* _Listed records_:

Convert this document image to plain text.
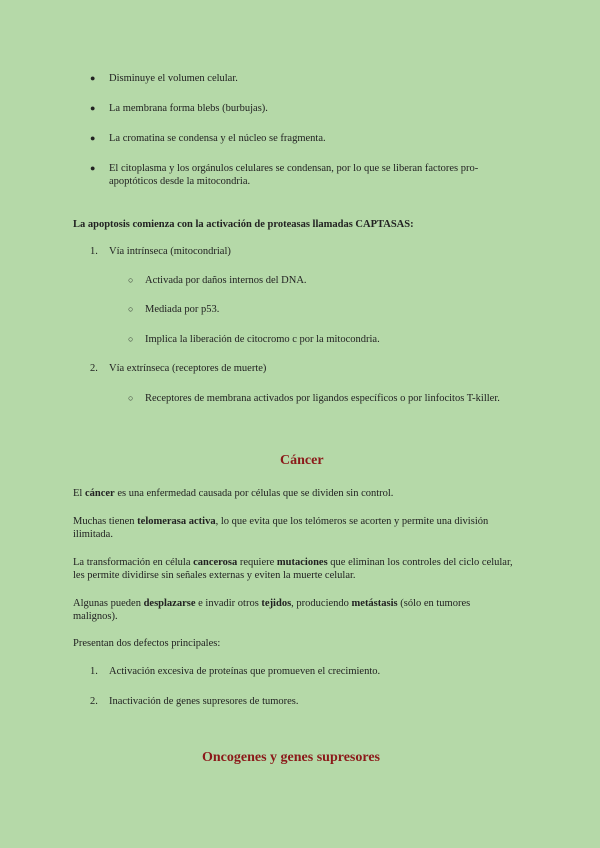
● Disminuye el volumen celular.
● La membrana forma blebs (burbujas).
● La cromatina se condensa y el núcleo se fragmenta.
● El citoplasma y los orgánulos celulares se condensan, por lo que se liberan factores pro-apoptóticos desde la mitocondria.
La apoptosis comienza con la activación de proteasas llamadas CAPTASAS:
1. Vía intrínseca (mitocondrial)
○ Activada por daños internos del DNA.
○ Mediada por p53.
○ Implica la liberación de citocromo c por la mitocondria.
2. Vía extrínseca (receptores de muerte)
○ Receptores de membrana activados por ligandos específicos o por linfocitos T-killer.
Cáncer
El cáncer es una enfermedad causada por células que se dividen sin control.
Muchas tienen telomerasa activa, lo que evita que los telómeros se acorten y permite una división ilimitada.
La transformación en célula cancerosa requiere mutaciones que eliminan los controles del ciclo celular, les permite dividirse sin señales externas y eviten la muerte celular.
Algunas pueden desplazarse e invadir otros tejidos, produciendo metástasis (sólo en tumores malignos).
Presentan dos defectos principales:
1. Activación excesiva de proteínas que promueven el crecimiento.
2. Inactivación de genes supresores de tumores.
Oncogenes y genes supresores
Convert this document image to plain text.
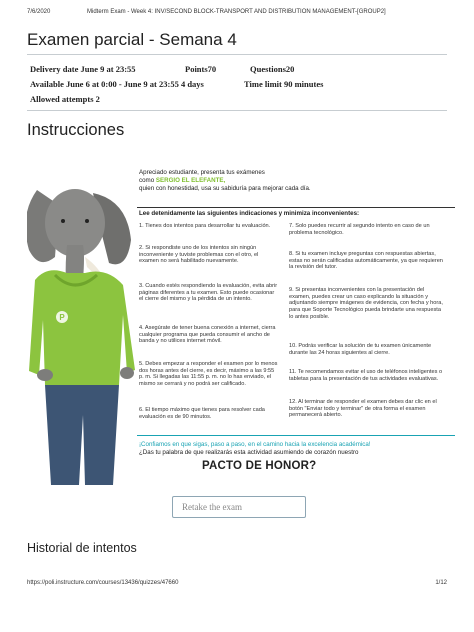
7/6/2020	Midterm Exam - Week 4: INV/SECOND BLOCK-TRANSPORT AND DISTRIBUTION MANAGEMENT-[GROUP2]
Examen parcial - Semana 4
Delivery date June 9 at 23:55	Points70	Questions20
Available June 6 at 0:00 - June 9 at 23:55 4 days	Time limit 90 minutes
Allowed attempts 2
Instrucciones
P
Apreciado estudiante, presenta tus exámenes
como SERGIO EL ELEFANTE,
quien con honestidad, usa su sabiduría para mejorar cada día.
Lee detenidamente las siguientes indicaciones y minimiza inconvenientes:
1. Tienes dos intentos para desarrollar tu evaluación.
2. Si respondiste uno de los intentos sin ningún inconveniente y tuviste problemas con el otro, el examen no será habilitado nuevamente.
3. Cuando estés respondiendo la evaluación, evita abrir páginas diferentes a tu examen. Esto puede ocasionar el cierre del mismo y la pérdida de un intento.
4. Asegúrate de tener buena conexión a internet, cierra cualquier programa que pueda consumir el ancho de banda y no utilices internet móvil.
5. Debes empezar a responder el examen por lo menos dos horas antes del cierre, es decir, máximo a las 9:55 p. m. Si llegadas las 11:55 p. m. no lo has enviado, el mismo se cerrará y no podrá ser calificado.
6. El tiempo máximo que tienes para resolver cada evaluación es de 90 minutos.
7. Solo puedes recurrir al segundo intento en caso de un problema tecnológico.
8. Si tu examen incluye preguntas con respuestas abiertas, estas no serán calificadas automáticamente, ya que requieren la revisión del tutor.
9. Si presentas inconvenientes con la presentación del examen, puedes crear un caso explicando la situación y adjuntando siempre imágenes de evidencia, con fecha y hora, para que Soporte Tecnológico pueda brindarte una respuesta lo antes posible.
10. Podrás verificar la solución de tu examen únicamente durante las 24 horas siguientes al cierre.
11. Te recomendamos evitar el uso de teléfonos inteligentes o tabletas para la presentación de tus actividades evaluativas.
12. Al terminar de responder el examen debes dar clic en el botón "Enviar todo y terminar" de otra forma el examen permanecerá abierto.
¡Confiamos en que sigas, paso a paso, en el camino hacia la excelencia académica!
¿Das tu palabra de que realizarás esta actividad asumiendo de corazón nuestro
PACTO DE HONOR?
Retake the exam
Historial de intentos
https://poli.instructure.com/courses/13436/quizzes/47660	1/12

* _Exercise aim_: With "siguientes" as the string to match, show every line of the entries above that has it.

* _Exercise response_:
Lee detenidamente las siguientes indicaciones y minimiza inconvenientes:
10. Podrás verificar la solución de tu examen únicamente durante las 24 horas siguientes al cierre.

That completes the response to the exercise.